**Task prompt:**
All entries must be extracted exactly, with nothing added or dropped.

**Exercise material:**
--- begin ---

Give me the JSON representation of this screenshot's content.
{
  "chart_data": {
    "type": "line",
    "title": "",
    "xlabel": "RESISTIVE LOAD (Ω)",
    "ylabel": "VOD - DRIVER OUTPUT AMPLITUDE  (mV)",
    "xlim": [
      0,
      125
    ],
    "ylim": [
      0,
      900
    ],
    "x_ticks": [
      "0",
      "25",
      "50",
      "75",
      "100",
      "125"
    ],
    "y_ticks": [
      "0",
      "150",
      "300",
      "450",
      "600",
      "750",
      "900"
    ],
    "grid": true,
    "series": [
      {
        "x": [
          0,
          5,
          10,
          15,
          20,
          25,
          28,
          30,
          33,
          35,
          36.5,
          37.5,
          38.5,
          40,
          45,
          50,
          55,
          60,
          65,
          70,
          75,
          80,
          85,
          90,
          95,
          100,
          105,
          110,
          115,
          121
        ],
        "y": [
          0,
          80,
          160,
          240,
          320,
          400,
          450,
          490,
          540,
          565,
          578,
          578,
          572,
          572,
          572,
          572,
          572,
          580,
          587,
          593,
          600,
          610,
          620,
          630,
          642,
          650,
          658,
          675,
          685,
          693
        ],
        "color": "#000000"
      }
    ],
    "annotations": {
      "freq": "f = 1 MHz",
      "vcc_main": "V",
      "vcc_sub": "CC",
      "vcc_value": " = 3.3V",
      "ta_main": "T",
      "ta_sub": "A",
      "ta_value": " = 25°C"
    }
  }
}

--- end ---

**Finished answer:**
Give me the JSON representation of this screenshot's content.
{
  "chart_data": {
    "type": "line",
    "title": "",
    "xlabel": "RESISTIVE LOAD (Ω)",
    "ylabel": "VOD - DRIVER OUTPUT AMPLITUDE  (mV)",
    "xlim": [
      0,
      125
    ],
    "ylim": [
      0,
      900
    ],
    "x_ticks": [
      "0",
      "25",
      "50",
      "75",
      "100",
      "125"
    ],
    "y_ticks": [
      "0",
      "150",
      "300",
      "450",
      "600",
      "750",
      "900"
    ],
    "grid": true,
    "series": [
      {
        "x": [
          0,
          5,
          10,
          15,
          20,
          25,
          28,
          30,
          33,
          35,
          36.5,
          37.5,
          38.5,
          40,
          45,
          50,
          55,
          60,
          65,
          70,
          75,
          80,
          85,
          90,
          95,
          100,
          105,
          110,
          115,
          121
        ],
        "y": [
          0,
          80,
          160,
          240,
          320,
          400,
          450,
          490,
          540,
          565,
          578,
          578,
          572,
          572,
          572,
          572,
          572,
          580,
          587,
          593,
          600,
          610,
          620,
          630,
          642,
          650,
          658,
          675,
          685,
          693
        ],
        "color": "#000000"
      }
    ],
    "annotations": {
      "freq": "f = 1 MHz",
      "vcc_main": "V",
      "vcc_sub": "CC",
      "vcc_value": " = 3.3V",
      "ta_main": "T",
      "ta_sub": "A",
      "ta_value": " = 25°C"
    }
  }
}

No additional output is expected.